** Set task **
Transcribe the records below exactly, leaving out any pictures.
__________
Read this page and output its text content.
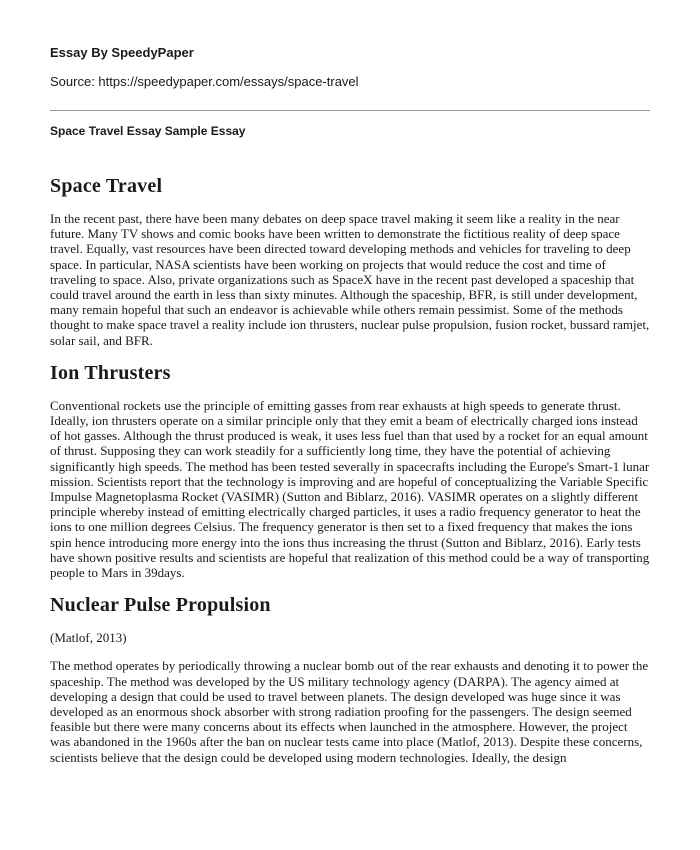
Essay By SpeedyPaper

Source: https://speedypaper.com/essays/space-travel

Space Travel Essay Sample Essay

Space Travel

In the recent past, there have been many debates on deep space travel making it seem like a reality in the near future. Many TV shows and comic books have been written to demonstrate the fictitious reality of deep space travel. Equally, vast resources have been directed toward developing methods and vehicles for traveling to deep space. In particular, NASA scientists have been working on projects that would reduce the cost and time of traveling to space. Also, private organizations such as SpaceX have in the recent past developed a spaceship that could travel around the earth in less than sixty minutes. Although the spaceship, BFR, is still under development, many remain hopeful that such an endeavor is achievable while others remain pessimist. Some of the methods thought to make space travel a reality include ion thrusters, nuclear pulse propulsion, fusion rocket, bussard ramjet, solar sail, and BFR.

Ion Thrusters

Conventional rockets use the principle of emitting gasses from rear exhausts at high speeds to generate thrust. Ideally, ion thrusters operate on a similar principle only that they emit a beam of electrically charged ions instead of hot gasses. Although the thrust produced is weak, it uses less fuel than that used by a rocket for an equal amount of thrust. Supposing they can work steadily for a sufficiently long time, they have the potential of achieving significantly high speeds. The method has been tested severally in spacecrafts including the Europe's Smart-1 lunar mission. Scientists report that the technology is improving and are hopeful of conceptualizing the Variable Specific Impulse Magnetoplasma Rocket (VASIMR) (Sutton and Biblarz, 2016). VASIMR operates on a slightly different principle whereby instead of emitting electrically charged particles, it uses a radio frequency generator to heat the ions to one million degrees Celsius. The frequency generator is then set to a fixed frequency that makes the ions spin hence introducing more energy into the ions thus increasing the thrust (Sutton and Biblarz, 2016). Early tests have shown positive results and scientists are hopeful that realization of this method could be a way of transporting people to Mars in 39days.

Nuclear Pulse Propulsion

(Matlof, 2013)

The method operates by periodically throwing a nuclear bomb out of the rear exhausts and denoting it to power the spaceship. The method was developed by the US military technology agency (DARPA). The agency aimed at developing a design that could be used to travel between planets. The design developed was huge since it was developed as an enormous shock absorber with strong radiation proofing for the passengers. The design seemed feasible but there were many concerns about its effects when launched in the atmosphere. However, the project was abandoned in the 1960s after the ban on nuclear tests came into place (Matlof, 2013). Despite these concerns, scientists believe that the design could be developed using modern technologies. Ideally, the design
__________
** Result **
Read this page and output its text content.
Essay By SpeedyPaper

Source: https://speedypaper.com/essays/space-travel

Space Travel Essay Sample Essay

Space Travel

In the recent past, there have been many debates on deep space travel making it seem like a reality in the near future. Many TV shows and comic books have been written to demonstrate the fictitious reality of deep space travel. Equally, vast resources have been directed toward developing methods and vehicles for traveling to deep space. In particular, NASA scientists have been working on projects that would reduce the cost and time of traveling to space. Also, private organizations such as SpaceX have in the recent past developed a spaceship that could travel around the earth in less than sixty minutes. Although the spaceship, BFR, is still under development, many remain hopeful that such an endeavor is achievable while others remain pessimist. Some of the methods thought to make space travel a reality include ion thrusters, nuclear pulse propulsion, fusion rocket, bussard ramjet, solar sail, and BFR.

Ion Thrusters

Conventional rockets use the principle of emitting gasses from rear exhausts at high speeds to generate thrust. Ideally, ion thrusters operate on a similar principle only that they emit a beam of electrically charged ions instead of hot gasses. Although the thrust produced is weak, it uses less fuel than that used by a rocket for an equal amount of thrust. Supposing they can work steadily for a sufficiently long time, they have the potential of achieving significantly high speeds. The method has been tested severally in spacecrafts including the Europe's Smart-1 lunar mission. Scientists report that the technology is improving and are hopeful of conceptualizing the Variable Specific Impulse Magnetoplasma Rocket (VASIMR) (Sutton and Biblarz, 2016). VASIMR operates on a slightly different principle whereby instead of emitting electrically charged particles, it uses a radio frequency generator to heat the ions to one million degrees Celsius. The frequency generator is then set to a fixed frequency that makes the ions spin hence introducing more energy into the ions thus increasing the thrust (Sutton and Biblarz, 2016). Early tests have shown positive results and scientists are hopeful that realization of this method could be a way of transporting people to Mars in 39days.

Nuclear Pulse Propulsion

(Matlof, 2013)

The method operates by periodically throwing a nuclear bomb out of the rear exhausts and denoting it to power the spaceship. The method was developed by the US military technology agency (DARPA). The agency aimed at developing a design that could be used to travel between planets. The design developed was huge since it was developed as an enormous shock absorber with strong radiation proofing for the passengers. The design seemed feasible but there were many concerns about its effects when launched in the atmosphere. However, the project was abandoned in the 1960s after the ban on nuclear tests came into place (Matlof, 2013). Despite these concerns, scientists believe that the design could be developed using modern technologies. Ideally, the design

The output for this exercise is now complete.